What follows is a block of records; restate each one word for word.

^^^^^^^^^^^^^^^^

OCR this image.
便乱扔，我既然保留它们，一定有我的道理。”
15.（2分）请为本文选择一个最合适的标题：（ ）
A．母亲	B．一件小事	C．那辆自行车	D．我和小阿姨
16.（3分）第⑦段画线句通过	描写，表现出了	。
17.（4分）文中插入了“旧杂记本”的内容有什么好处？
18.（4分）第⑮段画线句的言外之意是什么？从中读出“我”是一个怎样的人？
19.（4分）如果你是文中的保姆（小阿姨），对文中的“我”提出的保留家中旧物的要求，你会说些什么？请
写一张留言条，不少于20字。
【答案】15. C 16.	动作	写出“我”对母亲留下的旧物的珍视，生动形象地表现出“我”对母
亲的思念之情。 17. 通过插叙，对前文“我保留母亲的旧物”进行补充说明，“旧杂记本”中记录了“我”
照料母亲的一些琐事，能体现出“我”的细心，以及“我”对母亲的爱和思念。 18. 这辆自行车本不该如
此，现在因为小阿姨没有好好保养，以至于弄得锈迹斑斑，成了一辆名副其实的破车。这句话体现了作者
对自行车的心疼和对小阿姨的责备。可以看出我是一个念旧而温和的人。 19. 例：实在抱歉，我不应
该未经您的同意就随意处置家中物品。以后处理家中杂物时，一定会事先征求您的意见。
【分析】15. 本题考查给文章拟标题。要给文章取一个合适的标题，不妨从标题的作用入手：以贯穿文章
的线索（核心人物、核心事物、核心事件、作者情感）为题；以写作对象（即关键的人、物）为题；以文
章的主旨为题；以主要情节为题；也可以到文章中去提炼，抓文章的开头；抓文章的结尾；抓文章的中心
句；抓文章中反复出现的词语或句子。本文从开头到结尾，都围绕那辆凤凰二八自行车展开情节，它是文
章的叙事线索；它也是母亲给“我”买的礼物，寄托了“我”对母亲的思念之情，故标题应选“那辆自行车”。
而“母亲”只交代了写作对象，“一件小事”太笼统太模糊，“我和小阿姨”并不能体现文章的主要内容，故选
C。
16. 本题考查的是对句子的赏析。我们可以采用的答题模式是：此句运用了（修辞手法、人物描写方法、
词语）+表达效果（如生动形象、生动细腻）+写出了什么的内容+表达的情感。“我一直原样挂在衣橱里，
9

^^^^^^^^^^^^^^^^

**RESULT BELOW**
OCR this image.
便乱扔，我既然保留它们，一定有我的道理。”
15.（2分）请为本文选择一个最合适的标题：（ ）
A．母亲	B．一件小事	C．那辆自行车	D．我和小阿姨
16.（3分）第⑦段画线句通过	描写，表现出了	。
17.（4分）文中插入了“旧杂记本”的内容有什么好处？
18.（4分）第⑮段画线句的言外之意是什么？从中读出“我”是一个怎样的人？
19.（4分）如果你是文中的保姆（小阿姨），对文中的“我”提出的保留家中旧物的要求，你会说些什么？请
写一张留言条，不少于20字。
【答案】15. C 16.	动作	写出“我”对母亲留下的旧物的珍视，生动形象地表现出“我”对母
亲的思念之情。 17. 通过插叙，对前文“我保留母亲的旧物”进行补充说明，“旧杂记本”中记录了“我”
照料母亲的一些琐事，能体现出“我”的细心，以及“我”对母亲的爱和思念。 18. 这辆自行车本不该如
此，现在因为小阿姨没有好好保养，以至于弄得锈迹斑斑，成了一辆名副其实的破车。这句话体现了作者
对自行车的心疼和对小阿姨的责备。可以看出我是一个念旧而温和的人。 19. 例：实在抱歉，我不应
该未经您的同意就随意处置家中物品。以后处理家中杂物时，一定会事先征求您的意见。
【分析】15. 本题考查给文章拟标题。要给文章取一个合适的标题，不妨从标题的作用入手：以贯穿文章
的线索（核心人物、核心事物、核心事件、作者情感）为题；以写作对象（即关键的人、物）为题；以文
章的主旨为题；以主要情节为题；也可以到文章中去提炼，抓文章的开头；抓文章的结尾；抓文章的中心
句；抓文章中反复出现的词语或句子。本文从开头到结尾，都围绕那辆凤凰二八自行车展开情节，它是文
章的叙事线索；它也是母亲给“我”买的礼物，寄托了“我”对母亲的思念之情，故标题应选“那辆自行车”。
而“母亲”只交代了写作对象，“一件小事”太笼统太模糊，“我和小阿姨”并不能体现文章的主要内容，故选
C。
16. 本题考查的是对句子的赏析。我们可以采用的答题模式是：此句运用了（修辞手法、人物描写方法、
词语）+表达效果（如生动形象、生动细腻）+写出了什么的内容+表达的情感。“我一直原样挂在衣橱里，
9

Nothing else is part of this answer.